### What is being asked
Print the listing that follows, character for character.

### Material
* * * * * * * * *

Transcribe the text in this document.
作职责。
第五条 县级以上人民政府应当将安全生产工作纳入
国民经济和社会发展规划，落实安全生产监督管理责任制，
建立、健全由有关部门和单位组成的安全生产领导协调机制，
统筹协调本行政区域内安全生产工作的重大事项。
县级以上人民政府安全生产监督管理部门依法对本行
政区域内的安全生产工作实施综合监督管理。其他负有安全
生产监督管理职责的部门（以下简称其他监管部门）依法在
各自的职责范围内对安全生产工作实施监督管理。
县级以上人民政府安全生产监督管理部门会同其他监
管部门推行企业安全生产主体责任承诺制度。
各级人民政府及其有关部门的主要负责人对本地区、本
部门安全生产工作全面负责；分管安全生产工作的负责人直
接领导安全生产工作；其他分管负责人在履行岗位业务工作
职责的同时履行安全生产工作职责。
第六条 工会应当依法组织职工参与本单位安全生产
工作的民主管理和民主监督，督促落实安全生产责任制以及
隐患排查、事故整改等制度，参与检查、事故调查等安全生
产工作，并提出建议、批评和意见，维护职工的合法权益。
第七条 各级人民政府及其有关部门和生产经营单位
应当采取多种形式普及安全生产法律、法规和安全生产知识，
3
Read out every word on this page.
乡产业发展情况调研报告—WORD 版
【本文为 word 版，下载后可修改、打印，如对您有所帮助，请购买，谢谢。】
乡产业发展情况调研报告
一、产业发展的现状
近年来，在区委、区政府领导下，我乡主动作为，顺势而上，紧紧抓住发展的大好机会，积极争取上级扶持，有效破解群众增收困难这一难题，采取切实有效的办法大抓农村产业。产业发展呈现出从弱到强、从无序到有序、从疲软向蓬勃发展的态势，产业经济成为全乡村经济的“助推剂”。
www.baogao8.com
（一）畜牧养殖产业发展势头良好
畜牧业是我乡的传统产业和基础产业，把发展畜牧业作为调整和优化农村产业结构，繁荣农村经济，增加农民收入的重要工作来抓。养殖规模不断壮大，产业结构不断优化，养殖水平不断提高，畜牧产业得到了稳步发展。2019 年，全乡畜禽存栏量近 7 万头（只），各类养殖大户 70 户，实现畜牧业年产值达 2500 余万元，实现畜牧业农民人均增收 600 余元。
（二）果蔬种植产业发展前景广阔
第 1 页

* * * * * * * * *

### Written answer
Transcribe the text in this document.
作职责。
第五条 县级以上人民政府应当将安全生产工作纳入
国民经济和社会发展规划，落实安全生产监督管理责任制，
建立、健全由有关部门和单位组成的安全生产领导协调机制，
统筹协调本行政区域内安全生产工作的重大事项。
县级以上人民政府安全生产监督管理部门依法对本行
政区域内的安全生产工作实施综合监督管理。其他负有安全
生产监督管理职责的部门（以下简称其他监管部门）依法在
各自的职责范围内对安全生产工作实施监督管理。
县级以上人民政府安全生产监督管理部门会同其他监
管部门推行企业安全生产主体责任承诺制度。
各级人民政府及其有关部门的主要负责人对本地区、本
部门安全生产工作全面负责；分管安全生产工作的负责人直
接领导安全生产工作；其他分管负责人在履行岗位业务工作
职责的同时履行安全生产工作职责。
第六条 工会应当依法组织职工参与本单位安全生产
工作的民主管理和民主监督，督促落实安全生产责任制以及
隐患排查、事故整改等制度，参与检查、事故调查等安全生
产工作，并提出建议、批评和意见，维护职工的合法权益。
第七条 各级人民政府及其有关部门和生产经营单位
应当采取多种形式普及安全生产法律、法规和安全生产知识，
3
Read out every word on this page.
乡产业发展情况调研报告—WORD 版
【本文为 word 版，下载后可修改、打印，如对您有所帮助，请购买，谢谢。】
乡产业发展情况调研报告
一、产业发展的现状
近年来，在区委、区政府领导下，我乡主动作为，顺势而上，紧紧抓住发展的大好机会，积极争取上级扶持，有效破解群众增收困难这一难题，采取切实有效的办法大抓农村产业。产业发展呈现出从弱到强、从无序到有序、从疲软向蓬勃发展的态势，产业经济成为全乡村经济的“助推剂”。
www.baogao8.com
（一）畜牧养殖产业发展势头良好
畜牧业是我乡的传统产业和基础产业，把发展畜牧业作为调整和优化农村产业结构，繁荣农村经济，增加农民收入的重要工作来抓。养殖规模不断壮大，产业结构不断优化，养殖水平不断提高，畜牧产业得到了稳步发展。2019 年，全乡畜禽存栏量近 7 万头（只），各类养殖大户 70 户，实现畜牧业年产值达 2500 余万元，实现畜牧业农民人均增收 600 余元。
（二）果蔬种植产业发展前景广阔
第 1 页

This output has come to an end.